# Items listed in a dataset:
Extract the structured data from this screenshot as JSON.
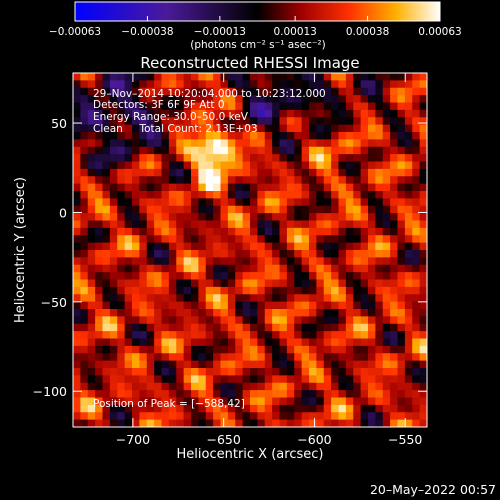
{
  "chart_data": {
    "type": "heatmap",
    "title": "Reconstructed RHESSI Image",
    "xlabel": "Heliocentric X (arcsec)",
    "ylabel": "Heliocentric Y (arcsec)",
    "xlim": [
      -733,
      -538
    ],
    "ylim": [
      -120,
      78
    ],
    "xticks": [
      {
        "value": -700,
        "label": "−700"
      },
      {
        "value": -650,
        "label": "−650"
      },
      {
        "value": -600,
        "label": "−600"
      },
      {
        "value": -550,
        "label": "−550"
      }
    ],
    "yticks": [
      {
        "value": 50,
        "label": "50"
      },
      {
        "value": 0,
        "label": "0"
      },
      {
        "value": -50,
        "label": "−50"
      },
      {
        "value": -100,
        "label": "−100"
      }
    ],
    "colorbar": {
      "range": [
        -0.00063,
        0.00063
      ],
      "unit_label": "(photons cm⁻² s⁻¹ asec⁻²)",
      "ticks": [
        {
          "value": -0.00063,
          "label": "−0.00063"
        },
        {
          "value": -0.00038,
          "label": "−0.00038"
        },
        {
          "value": -0.00013,
          "label": "−0.00013"
        },
        {
          "value": 0.00013,
          "label": "0.00013"
        },
        {
          "value": 0.00038,
          "label": "0.00038"
        },
        {
          "value": 0.00063,
          "label": "0.00063"
        }
      ]
    },
    "annotations": [
      "29–Nov–2014 10:20:04.000 to 10:23:12.000",
      "Detectors: 3F 6F 9F  Att 0",
      "Energy Range: 30.0–50.0 keV",
      "Clean     Total Count: 2.13E+03"
    ],
    "peak_label": "Position of Peak = [−588,42]",
    "peak": {
      "x": -588,
      "y": 42
    }
  },
  "footer": {
    "timestamp": "20–May–2022 00:57"
  }
}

# Written request:
Without the images, write out each line of the data verbatim.

# Worked solution:
Extract the structured data from this screenshot as JSON.
{
  "chart_data": {
    "type": "heatmap",
    "title": "Reconstructed RHESSI Image",
    "xlabel": "Heliocentric X (arcsec)",
    "ylabel": "Heliocentric Y (arcsec)",
    "xlim": [
      -733,
      -538
    ],
    "ylim": [
      -120,
      78
    ],
    "xticks": [
      {
        "value": -700,
        "label": "−700"
      },
      {
        "value": -650,
        "label": "−650"
      },
      {
        "value": -600,
        "label": "−600"
      },
      {
        "value": -550,
        "label": "−550"
      }
    ],
    "yticks": [
      {
        "value": 50,
        "label": "50"
      },
      {
        "value": 0,
        "label": "0"
      },
      {
        "value": -50,
        "label": "−50"
      },
      {
        "value": -100,
        "label": "−100"
      }
    ],
    "colorbar": {
      "range": [
        -0.00063,
        0.00063
      ],
      "unit_label": "(photons cm⁻² s⁻¹ asec⁻²)",
      "ticks": [
        {
          "value": -0.00063,
          "label": "−0.00063"
        },
        {
          "value": -0.00038,
          "label": "−0.00038"
        },
        {
          "value": -0.00013,
          "label": "−0.00013"
        },
        {
          "value": 0.00013,
          "label": "0.00013"
        },
        {
          "value": 0.00038,
          "label": "0.00038"
        },
        {
          "value": 0.00063,
          "label": "0.00063"
        }
      ]
    },
    "annotations": [
      "29–Nov–2014 10:20:04.000 to 10:23:12.000",
      "Detectors: 3F 6F 9F  Att 0",
      "Energy Range: 30.0–50.0 keV",
      "Clean     Total Count: 2.13E+03"
    ],
    "peak_label": "Position of Peak = [−588,42]",
    "peak": {
      "x": -588,
      "y": 42
    }
  },
  "footer": {
    "timestamp": "20–May–2022 00:57"
  }
}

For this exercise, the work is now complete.